Count the lines below that contain the word "this", and reply with only that number.

Records:
____
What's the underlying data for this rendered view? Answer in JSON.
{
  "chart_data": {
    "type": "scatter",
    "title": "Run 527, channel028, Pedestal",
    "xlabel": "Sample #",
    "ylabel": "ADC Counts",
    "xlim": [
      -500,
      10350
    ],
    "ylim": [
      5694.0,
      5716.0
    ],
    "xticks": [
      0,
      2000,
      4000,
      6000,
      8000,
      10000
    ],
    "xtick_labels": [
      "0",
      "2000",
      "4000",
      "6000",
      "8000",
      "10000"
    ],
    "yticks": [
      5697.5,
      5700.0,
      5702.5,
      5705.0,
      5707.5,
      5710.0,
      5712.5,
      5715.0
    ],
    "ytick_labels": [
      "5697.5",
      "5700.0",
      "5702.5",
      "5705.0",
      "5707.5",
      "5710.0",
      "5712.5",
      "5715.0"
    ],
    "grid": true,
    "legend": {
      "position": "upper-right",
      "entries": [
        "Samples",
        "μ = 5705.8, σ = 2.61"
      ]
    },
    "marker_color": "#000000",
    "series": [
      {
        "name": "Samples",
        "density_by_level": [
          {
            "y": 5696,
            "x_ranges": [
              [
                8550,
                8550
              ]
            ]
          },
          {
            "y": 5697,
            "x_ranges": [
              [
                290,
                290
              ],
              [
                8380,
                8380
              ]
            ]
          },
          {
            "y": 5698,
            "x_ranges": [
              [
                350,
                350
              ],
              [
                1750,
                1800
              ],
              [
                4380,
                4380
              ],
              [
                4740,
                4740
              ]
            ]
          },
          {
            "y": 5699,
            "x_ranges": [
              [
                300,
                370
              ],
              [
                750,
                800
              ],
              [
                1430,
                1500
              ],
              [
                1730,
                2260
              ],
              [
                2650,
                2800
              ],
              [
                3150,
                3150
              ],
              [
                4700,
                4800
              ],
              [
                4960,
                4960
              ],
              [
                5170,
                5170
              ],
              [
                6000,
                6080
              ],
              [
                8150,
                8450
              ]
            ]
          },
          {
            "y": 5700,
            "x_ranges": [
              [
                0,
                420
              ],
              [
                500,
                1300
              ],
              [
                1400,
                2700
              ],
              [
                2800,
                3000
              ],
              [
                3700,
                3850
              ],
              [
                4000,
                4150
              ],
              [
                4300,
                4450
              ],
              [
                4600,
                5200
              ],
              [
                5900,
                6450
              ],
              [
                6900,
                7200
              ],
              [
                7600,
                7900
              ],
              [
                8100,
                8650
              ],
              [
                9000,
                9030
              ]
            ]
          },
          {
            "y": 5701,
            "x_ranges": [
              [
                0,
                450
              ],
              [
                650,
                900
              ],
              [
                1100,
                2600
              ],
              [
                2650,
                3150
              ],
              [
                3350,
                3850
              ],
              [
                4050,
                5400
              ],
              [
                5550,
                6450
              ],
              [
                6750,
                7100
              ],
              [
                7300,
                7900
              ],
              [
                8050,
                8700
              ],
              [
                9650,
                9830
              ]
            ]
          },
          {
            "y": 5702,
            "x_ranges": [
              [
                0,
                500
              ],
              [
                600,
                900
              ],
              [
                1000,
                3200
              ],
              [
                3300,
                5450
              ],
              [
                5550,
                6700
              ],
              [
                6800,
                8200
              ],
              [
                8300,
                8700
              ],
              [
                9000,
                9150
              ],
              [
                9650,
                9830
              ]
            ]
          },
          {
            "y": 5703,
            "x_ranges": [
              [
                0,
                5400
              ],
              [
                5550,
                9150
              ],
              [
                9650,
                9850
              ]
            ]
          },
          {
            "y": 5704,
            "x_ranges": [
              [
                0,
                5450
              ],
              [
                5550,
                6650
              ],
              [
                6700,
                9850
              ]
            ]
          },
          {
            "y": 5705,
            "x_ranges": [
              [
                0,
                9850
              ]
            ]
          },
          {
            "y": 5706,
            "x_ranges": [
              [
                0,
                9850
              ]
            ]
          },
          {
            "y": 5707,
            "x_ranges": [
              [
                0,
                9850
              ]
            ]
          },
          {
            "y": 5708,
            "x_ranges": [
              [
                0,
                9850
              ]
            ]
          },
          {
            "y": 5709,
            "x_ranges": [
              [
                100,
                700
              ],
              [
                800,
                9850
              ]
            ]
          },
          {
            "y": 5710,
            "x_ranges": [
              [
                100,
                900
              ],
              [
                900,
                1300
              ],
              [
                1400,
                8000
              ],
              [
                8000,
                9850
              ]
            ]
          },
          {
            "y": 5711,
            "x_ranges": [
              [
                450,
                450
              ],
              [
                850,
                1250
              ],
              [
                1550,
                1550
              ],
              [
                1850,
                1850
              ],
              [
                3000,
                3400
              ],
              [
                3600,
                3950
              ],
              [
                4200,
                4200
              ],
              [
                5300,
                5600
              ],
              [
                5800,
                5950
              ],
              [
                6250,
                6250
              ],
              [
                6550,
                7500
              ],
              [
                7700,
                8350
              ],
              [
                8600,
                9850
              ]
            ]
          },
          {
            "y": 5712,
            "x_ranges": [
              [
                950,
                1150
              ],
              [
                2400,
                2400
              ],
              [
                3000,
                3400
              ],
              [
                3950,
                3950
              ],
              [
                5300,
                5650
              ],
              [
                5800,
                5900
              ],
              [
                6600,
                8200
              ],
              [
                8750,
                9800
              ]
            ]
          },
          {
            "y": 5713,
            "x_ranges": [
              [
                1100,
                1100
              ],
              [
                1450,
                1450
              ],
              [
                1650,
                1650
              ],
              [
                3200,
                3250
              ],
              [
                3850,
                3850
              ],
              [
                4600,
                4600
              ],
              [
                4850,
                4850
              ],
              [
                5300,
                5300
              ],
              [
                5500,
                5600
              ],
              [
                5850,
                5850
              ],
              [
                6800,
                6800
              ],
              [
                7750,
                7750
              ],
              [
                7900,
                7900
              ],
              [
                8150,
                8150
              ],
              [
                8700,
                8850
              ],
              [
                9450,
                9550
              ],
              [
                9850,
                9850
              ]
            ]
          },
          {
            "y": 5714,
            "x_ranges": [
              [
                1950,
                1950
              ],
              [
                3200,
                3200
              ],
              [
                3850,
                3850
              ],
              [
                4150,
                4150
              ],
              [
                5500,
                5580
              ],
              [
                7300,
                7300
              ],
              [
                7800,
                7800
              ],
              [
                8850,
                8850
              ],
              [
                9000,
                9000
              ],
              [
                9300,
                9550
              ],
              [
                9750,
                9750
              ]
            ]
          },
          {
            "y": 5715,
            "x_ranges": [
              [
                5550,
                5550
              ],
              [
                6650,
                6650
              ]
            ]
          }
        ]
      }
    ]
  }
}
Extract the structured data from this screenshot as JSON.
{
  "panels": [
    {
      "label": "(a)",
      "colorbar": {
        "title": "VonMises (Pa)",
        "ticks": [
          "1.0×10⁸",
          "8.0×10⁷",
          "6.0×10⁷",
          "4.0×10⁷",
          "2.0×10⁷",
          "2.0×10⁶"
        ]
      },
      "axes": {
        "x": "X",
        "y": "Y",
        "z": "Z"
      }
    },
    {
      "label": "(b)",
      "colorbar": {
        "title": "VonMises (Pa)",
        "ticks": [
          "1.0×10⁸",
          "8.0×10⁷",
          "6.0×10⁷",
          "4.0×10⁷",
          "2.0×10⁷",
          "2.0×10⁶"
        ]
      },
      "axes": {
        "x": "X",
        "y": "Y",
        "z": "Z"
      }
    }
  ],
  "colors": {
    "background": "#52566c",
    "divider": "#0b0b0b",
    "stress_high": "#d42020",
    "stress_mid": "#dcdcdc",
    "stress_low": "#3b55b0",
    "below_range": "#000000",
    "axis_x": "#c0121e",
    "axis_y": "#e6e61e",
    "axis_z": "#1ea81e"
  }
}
____
- COMPLETED EXERCISE:
2